_GOAL_:
Copy exactly the lines of the records below, starting at the line that contains "Give me the" and continuing through the last line, both included; omit any pictures.

——

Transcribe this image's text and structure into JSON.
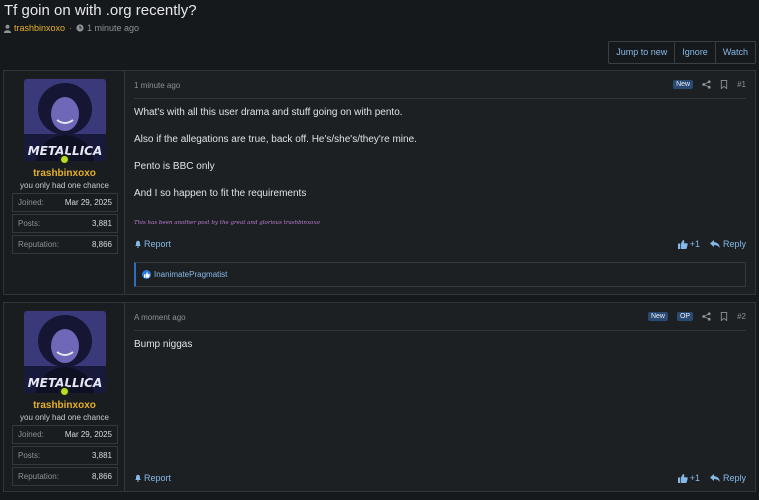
{
  "thread": {
    "title": "Tf goin on with .org recently?",
    "author": "trashbinxoxo",
    "separator": "·",
    "time": "1 minute ago"
  },
  "actions": {
    "jump": "Jump to new",
    "ignore": "Ignore",
    "watch": "Watch"
  },
  "posts": [
    {
      "user": {
        "name": "trashbinxoxo",
        "title": "you only had one chance",
        "joined_label": "Joined:",
        "joined": "Mar 29, 2025",
        "posts_label": "Posts:",
        "posts": "3,881",
        "rep_label": "Reputation:",
        "rep": "8,866",
        "avatar_text": "METALLICA"
      },
      "time": "1 minute ago",
      "badges": [
        "New"
      ],
      "number": "#1",
      "body": [
        "What's with all this user drama and stuff going on with pento.",
        "Also if the allegations are true, back off. He's/she's/they're mine.",
        "Pento is BBC only",
        "And I so happen to fit the requirements"
      ],
      "signature": "This has been another post by the great and glorious trashbinxoxo",
      "report": "Report",
      "react_count": "+1",
      "reply": "Reply",
      "reaction_user": "InanimatePragmatist"
    },
    {
      "user": {
        "name": "trashbinxoxo",
        "title": "you only had one chance",
        "joined_label": "Joined:",
        "joined": "Mar 29, 2025",
        "posts_label": "Posts:",
        "posts": "3,881",
        "rep_label": "Reputation:",
        "rep": "8,866",
        "avatar_text": "METALLICA"
      },
      "time": "A moment ago",
      "badges": [
        "New",
        "OP"
      ],
      "number": "#2",
      "body": [
        "Bump niggas"
      ],
      "report": "Report",
      "react_count": "+1",
      "reply": "Reply"
    }
  ],
  "colors": {
    "background": "#16191c",
    "username": "#e5b028",
    "link": "#86b9e8",
    "signature": "#b77ed4",
    "badge": "#2b4a72",
    "online": "#b5df1e"
  }
}
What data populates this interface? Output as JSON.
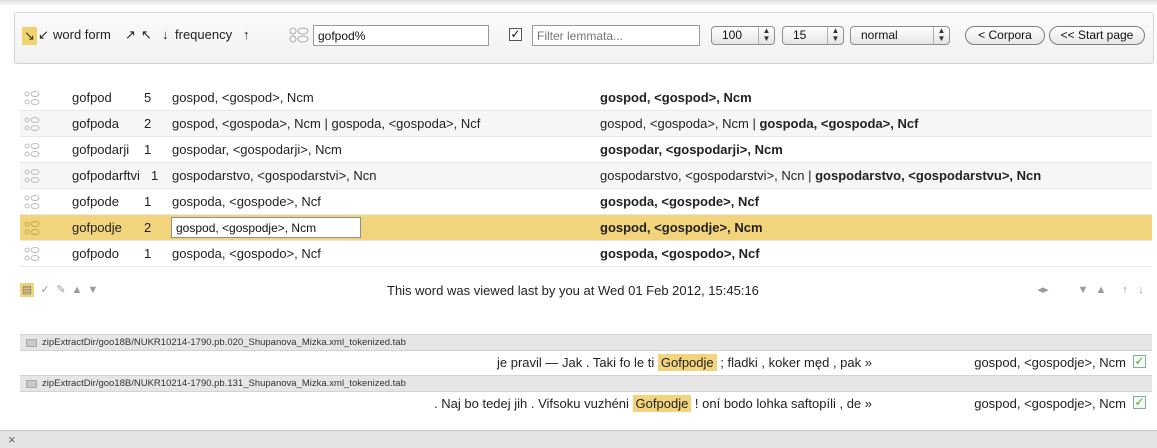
{
  "toolbar": {
    "sort_form_asc": "↘",
    "sort_form_desc": "↙",
    "word_form_label": "word form",
    "sort_freq_up": "↗",
    "sort_freq_down": "↖",
    "freq_arrow_down": "↓",
    "frequency_label": "frequency",
    "freq_arrow_up": "↑",
    "search_value": "gofpod%",
    "filter_checked_mark": "✓",
    "filter_placeholder": "Filter lemmata...",
    "page_size": "100",
    "context_size": "15",
    "mode": "normal",
    "corpora_button": "< Corpora",
    "start_page_button": "<< Start page"
  },
  "rows": [
    {
      "form": "gofpod",
      "freq": "5",
      "list": "gospod, <gospod>, Ncm",
      "lemma_plain": "",
      "lemma_bold": "gospod, <gospod>, Ncm"
    },
    {
      "form": "gofpoda",
      "freq": "2",
      "list": "gospod, <gospoda>, Ncm | gospoda, <gospoda>, Ncf",
      "lemma_plain": "gospod, <gospoda>, Ncm | ",
      "lemma_bold": "gospoda, <gospoda>, Ncf"
    },
    {
      "form": "gofpodarji",
      "freq": "1",
      "list": "gospodar, <gospodarji>, Ncm",
      "lemma_plain": "",
      "lemma_bold": "gospodar, <gospodarji>, Ncm"
    },
    {
      "form": "gofpodarftvi",
      "freq": "1",
      "list": "gospodarstvo, <gospodarstvi>, Ncn",
      "lemma_plain": "gospodarstvo, <gospodarstvi>, Ncn | ",
      "lemma_bold": "gospodarstvo, <gospodarstvu>, Ncn"
    },
    {
      "form": "gofpode",
      "freq": "1",
      "list": "gospoda, <gospode>, Ncf",
      "lemma_plain": "",
      "lemma_bold": "gospoda, <gospode>, Ncf"
    },
    {
      "form": "gofpodje",
      "freq": "2",
      "list": "",
      "edit_value": "gospod, <gospodje>, Ncm",
      "lemma_plain": "",
      "lemma_bold": "gospod, <gospodje>, Ncm"
    },
    {
      "form": "gofpodo",
      "freq": "1",
      "list": "gospoda, <gospodo>, Ncf",
      "lemma_plain": "",
      "lemma_bold": "gospoda, <gospodo>, Ncf"
    }
  ],
  "status": {
    "viewed_text": "This word was viewed last by you at Wed 01 Feb 2012, 15:45:16"
  },
  "contexts": [
    {
      "path": "zipExtractDir/goo18B/NUKR10214-1790.pb.020_Shupanova_Mizka.xml_tokenized.tab",
      "left": "je pravil — Jak . Taki fo le ti ",
      "keyword": "Gofpodje",
      "right": " ; fladki , koker męd , pak »",
      "citation": "gospod, <gospodje>, Ncm"
    },
    {
      "path": "zipExtractDir/goo18B/NUKR10214-1790.pb.131_Shupanova_Mizka.xml_tokenized.tab",
      "left": ". Naj bo tedej jih . Vifsoku vuzhéni ",
      "keyword": "Gofpodje",
      "right": " ! oní bodo lohka saftopíli , de »",
      "citation": "gospod, <gospodje>, Ncm"
    }
  ],
  "bottom": {
    "close_glyph": "×"
  },
  "colors": {
    "selected_row": "#f2d47c",
    "highlight": "#f2d47c"
  }
}
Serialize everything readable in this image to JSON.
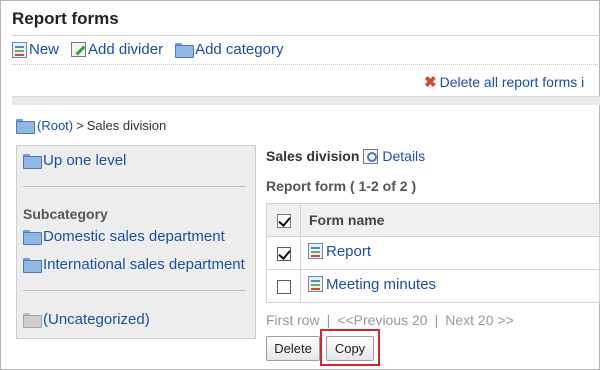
{
  "page": {
    "title": "Report forms"
  },
  "toolbar": {
    "new_label": "New",
    "add_divider_label": "Add divider",
    "add_category_label": "Add category"
  },
  "actions": {
    "delete_all_label": "Delete all report forms i"
  },
  "breadcrumb": {
    "root_label": "(Root)",
    "separator": ">",
    "current": "Sales division"
  },
  "sidebar": {
    "up_level_label": "Up one level",
    "subcategory_heading": "Subcategory",
    "subcategories": [
      "Domestic sales department",
      "International sales department"
    ],
    "uncategorized_label": "(Uncategorized)"
  },
  "main": {
    "category_name": "Sales division",
    "details_label": "Details",
    "count_label": "Report form ( 1-2 of 2 )",
    "column_header": "Form name",
    "rows": [
      {
        "name": "Report",
        "checked": true
      },
      {
        "name": "Meeting minutes",
        "checked": false
      }
    ]
  },
  "pager": {
    "first": "First row",
    "previous": "<<Previous 20",
    "next": "Next 20 >>",
    "divider": "|"
  },
  "buttons": {
    "delete_label": "Delete",
    "copy_label": "Copy"
  },
  "colors": {
    "link": "#1a4fa3",
    "highlight": "#d9232c",
    "delete_icon": "#d24a2a"
  }
}
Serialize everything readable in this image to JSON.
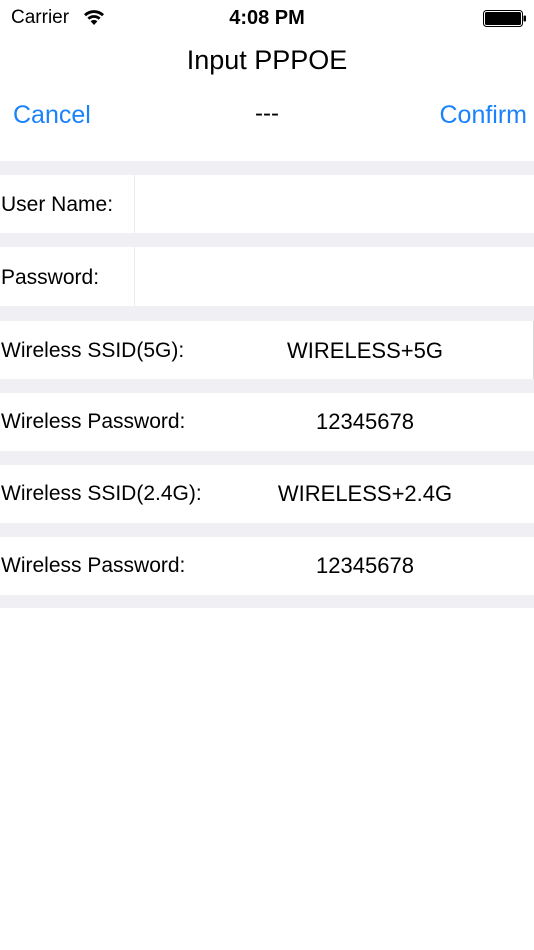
{
  "status_bar": {
    "carrier": "Carrier",
    "time": "4:08 PM",
    "wifi_icon": "wifi-icon",
    "battery_icon": "battery-icon"
  },
  "nav": {
    "title": "Input PPPOE",
    "cancel_label": "Cancel",
    "confirm_label": "Confirm",
    "center_text": "---",
    "accent_color": "#1a82fb"
  },
  "form": {
    "user_name_label": "User Name:",
    "user_name_value": "",
    "password_label": "Password:",
    "password_value": "",
    "ssid_5g_label": "Wireless SSID(5G):",
    "ssid_5g_value": "WIRELESS+5G",
    "password_5g_label": "Wireless Password:",
    "password_5g_value": "12345678",
    "ssid_24g_label": "Wireless SSID(2.4G):",
    "ssid_24g_value": "WIRELESS+2.4G",
    "password_24g_label": "Wireless Password:",
    "password_24g_value": "12345678"
  },
  "colors": {
    "separator": "#efeff4",
    "background": "#ffffff"
  }
}
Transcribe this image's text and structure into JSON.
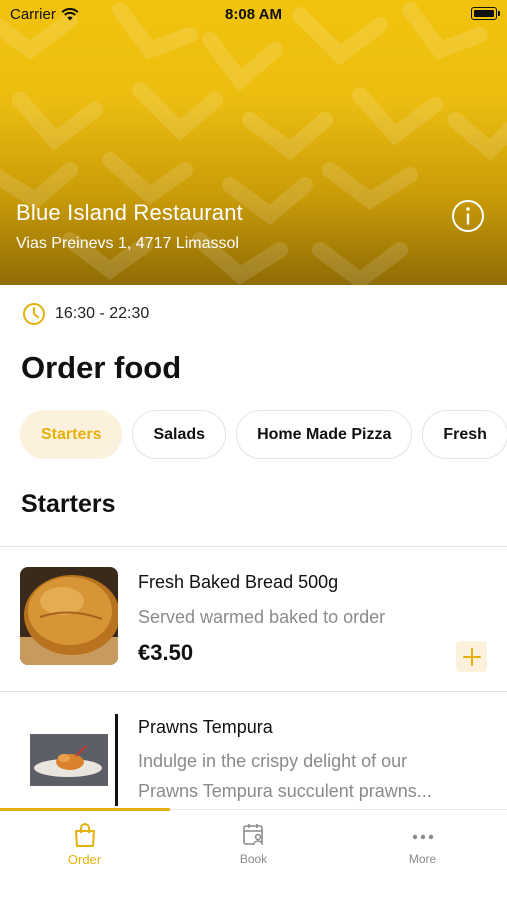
{
  "status_bar": {
    "carrier": "Carrier",
    "time": "8:08 AM"
  },
  "restaurant": {
    "name": "Blue Island Restaurant",
    "address": "Vias Preinevs 1, 4717 Limassol",
    "hours": "16:30 - 22:30"
  },
  "page_title": "Order food",
  "categories": [
    {
      "label": "Starters",
      "active": true
    },
    {
      "label": "Salads"
    },
    {
      "label": "Home Made Pizza"
    },
    {
      "label": "Fresh"
    }
  ],
  "section_title": "Starters",
  "items": [
    {
      "name": "Fresh Baked Bread 500g",
      "description": "Served warmed baked to order",
      "price": "€3.50",
      "add_label": "+"
    },
    {
      "name": "Prawns Tempura",
      "description_line1": "Indulge in the crispy delight of our",
      "description_line2": "Prawns Tempura succulent prawns..."
    }
  ],
  "tabs": [
    {
      "label": "Order",
      "icon": "bag-icon",
      "active": true
    },
    {
      "label": "Book",
      "icon": "calendar-person-icon"
    },
    {
      "label": "More",
      "icon": "more-dots-icon"
    }
  ],
  "colors": {
    "accent": "#e7b10c",
    "header": "#f1c30e",
    "chip_active_bg": "#fbf1dc"
  }
}
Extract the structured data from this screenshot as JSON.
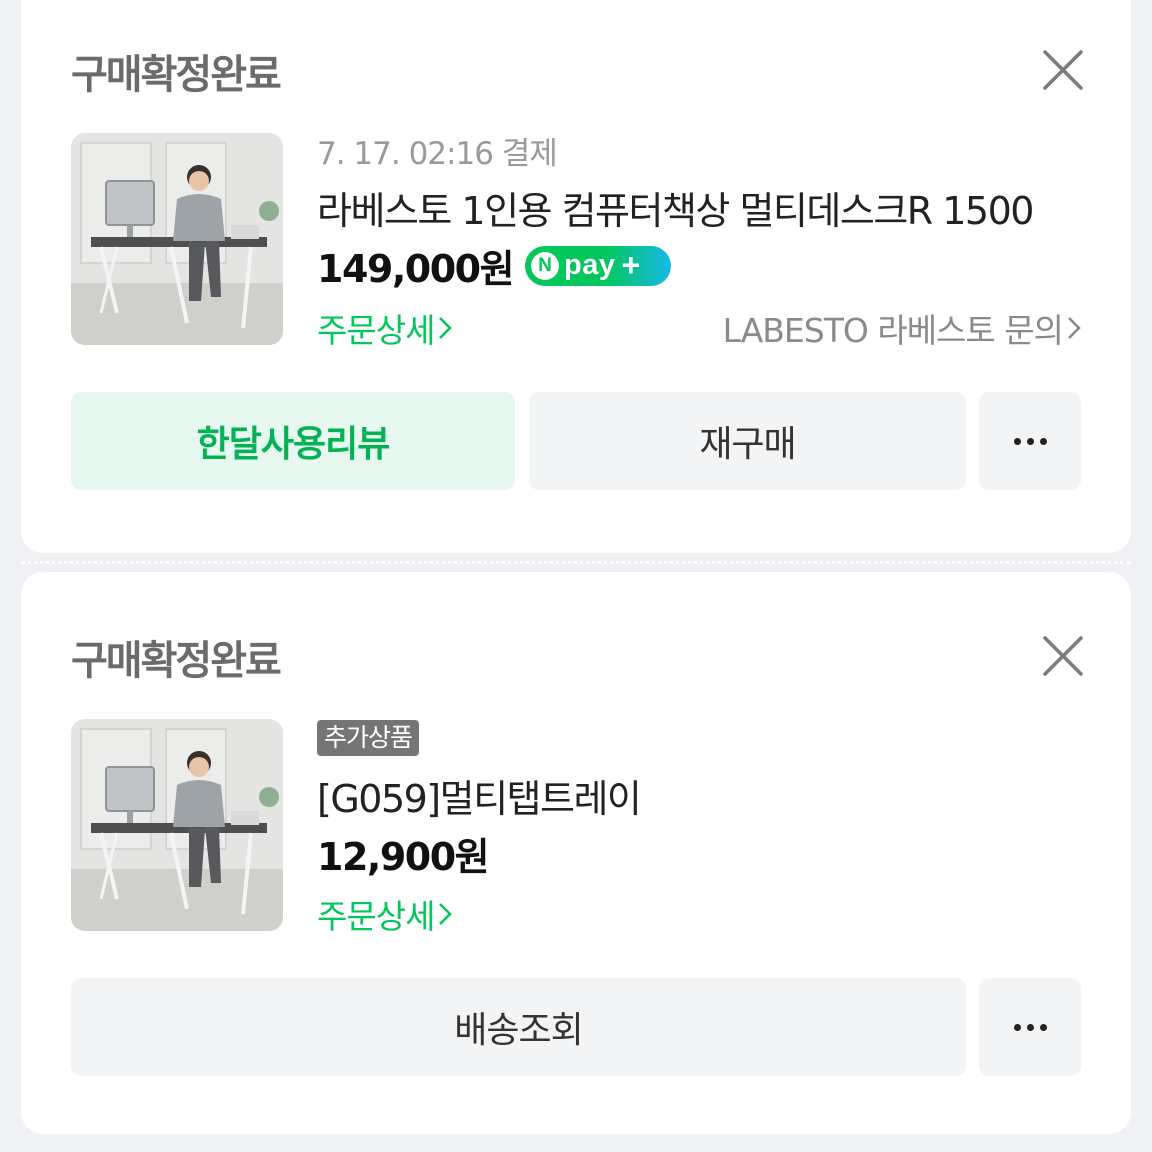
{
  "orders": [
    {
      "status": "구매확정완료",
      "date": "7. 17. 02:16 결제",
      "product_title": "라베스토 1인용 컴퓨터책상 멀티데스크R 1500",
      "price": "149,000원",
      "npay": {
        "n": "N",
        "label": "pay",
        "plus": "+"
      },
      "order_detail_label": "주문상세",
      "seller_inquiry_label": "LABESTO 라베스토 문의",
      "buttons": {
        "primary": "한달사용리뷰",
        "secondary": "재구매"
      },
      "icons": {
        "close": "close-icon",
        "more": "more-dots-icon",
        "chevron": "chevron-right-icon"
      }
    },
    {
      "status": "구매확정완료",
      "badge": "추가상품",
      "product_title": "[G059]멀티탭트레이",
      "price": "12,900원",
      "order_detail_label": "주문상세",
      "buttons": {
        "primary": "배송조회"
      },
      "icons": {
        "close": "close-icon",
        "more": "more-dots-icon",
        "chevron": "chevron-right-icon"
      }
    }
  ],
  "colors": {
    "background": "#eff1f4",
    "card": "#ffffff",
    "accent_green": "#03c75a",
    "review_button_bg": "#e6f8ef",
    "button_bg": "#f3f4f6",
    "badge_bg": "#757575"
  }
}
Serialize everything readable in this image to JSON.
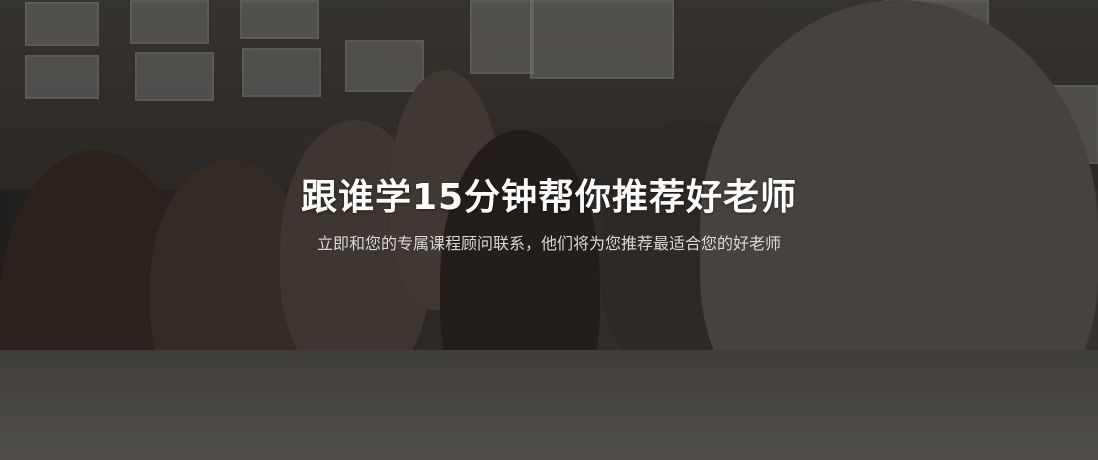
{
  "banner": {
    "title": "跟谁学15分钟帮你推荐好老师",
    "subtitle": "立即和您的专属课程顾问联系，他们将为您推荐最适合您的好老师",
    "background_image": "classroom-teacher-children-photo",
    "overlay_color": "#000000"
  }
}
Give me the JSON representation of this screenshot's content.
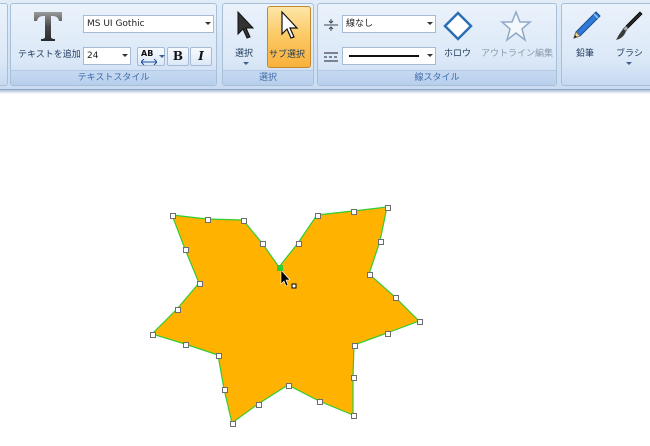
{
  "ribbon": {
    "text_style": {
      "caption": "テキストスタイル",
      "add_text_label": "テキストを追加",
      "font_name": "MS UI Gothic",
      "font_size": "24",
      "spacing_label": "AB",
      "bold_label": "B",
      "italic_label": "I"
    },
    "select": {
      "caption": "選択",
      "select_label": "選択",
      "sub_select_label": "サブ選択"
    },
    "line_style": {
      "caption": "線スタイル",
      "line_type_value": "線なし",
      "hollow_label": "ホロウ",
      "outline_edit_label": "アウトライン編集"
    },
    "tools": {
      "pencil_label": "鉛筆",
      "brush_label": "ブラシ"
    }
  },
  "canvas": {
    "shape": "star",
    "fill_color": "#FFB200",
    "outline_color": "#33CC33"
  },
  "colors": {
    "ribbon_bg": "#D5E4F5",
    "active_button": "#F9B13D",
    "caption_text": "#3E6AAA"
  }
}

——

_THE RESPONSE_:
Give me the JSON representation of this screenshot's content.
{
  "ribbon": {
    "text_style": {
      "caption": "テキストスタイル",
      "add_text_label": "テキストを追加",
      "font_name": "MS UI Gothic",
      "font_size": "24",
      "spacing_label": "AB",
      "bold_label": "B",
      "italic_label": "I"
    },
    "select": {
      "caption": "選択",
      "select_label": "選択",
      "sub_select_label": "サブ選択"
    },
    "line_style": {
      "caption": "線スタイル",
      "line_type_value": "線なし",
      "hollow_label": "ホロウ",
      "outline_edit_label": "アウトライン編集"
    },
    "tools": {
      "pencil_label": "鉛筆",
      "brush_label": "ブラシ"
    }
  },
  "canvas": {
    "shape": "star",
    "fill_color": "#FFB200",
    "outline_color": "#33CC33"
  },
  "colors": {
    "ribbon_bg": "#D5E4F5",
    "active_button": "#F9B13D",
    "caption_text": "#3E6AAA"
  }
}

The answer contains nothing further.